Saved data entries:
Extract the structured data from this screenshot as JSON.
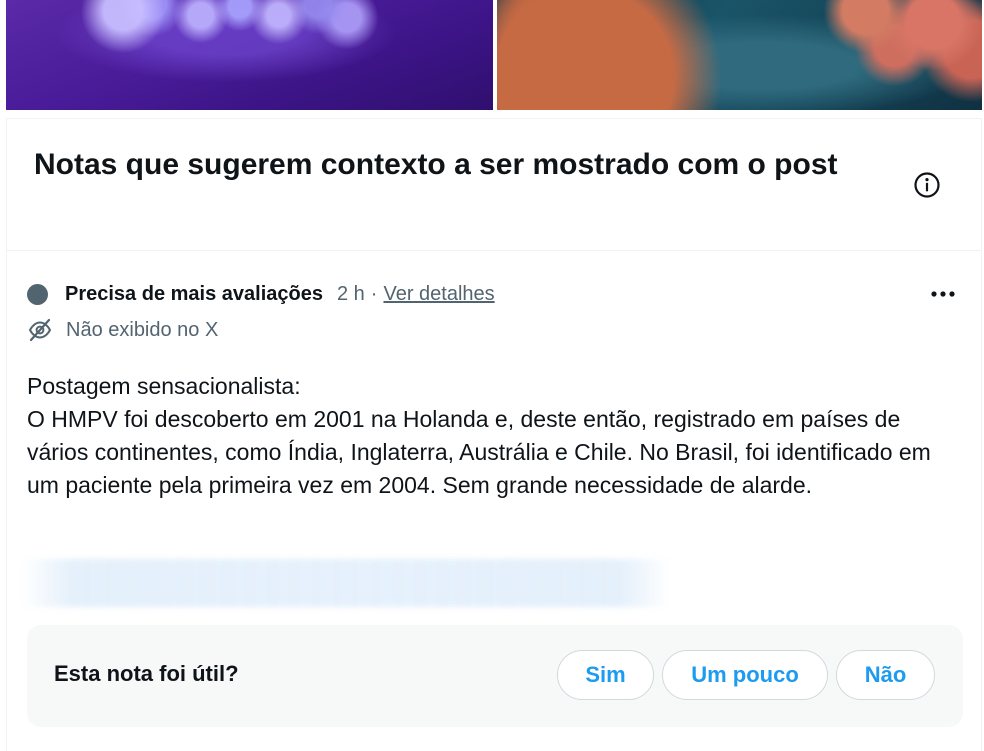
{
  "media": {
    "left_image": "virus-particles-purple-image",
    "right_image": "coronavirus-illustration-image"
  },
  "header": {
    "title": "Notas que sugerem contexto a ser mostrado com o post",
    "info_icon": "info-icon"
  },
  "note": {
    "status": "Precisa de mais avaliações",
    "status_color": "#536471",
    "time": "2 h",
    "separator": "·",
    "details_link": "Ver detalhes",
    "more_icon": "more-horizontal-icon",
    "not_shown_icon": "eye-off-icon",
    "not_shown": "Não exibido no X",
    "body": "Postagem sensacionalista:\nO HMPV foi descoberto em 2001 na Holanda e, deste então, registrado em países de vários continentes, como Índia, Inglaterra, Austrália e Chile. No Brasil, foi identificado em um paciente pela primeira vez em 2004. Sem grande necessidade de alarde."
  },
  "rating": {
    "question": "Esta nota foi útil?",
    "yes": "Sim",
    "somewhat": "Um pouco",
    "no": "Não",
    "accent_color": "#1d9bf0"
  }
}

§ **WHAT NEEDS TO BE DONE**
Check each line above for the string "image" and return those that contain it.

§ **YOUR SOLUTION**
    "left_image": "virus-particles-purple-image",
    "right_image": "coronavirus-illustration-image"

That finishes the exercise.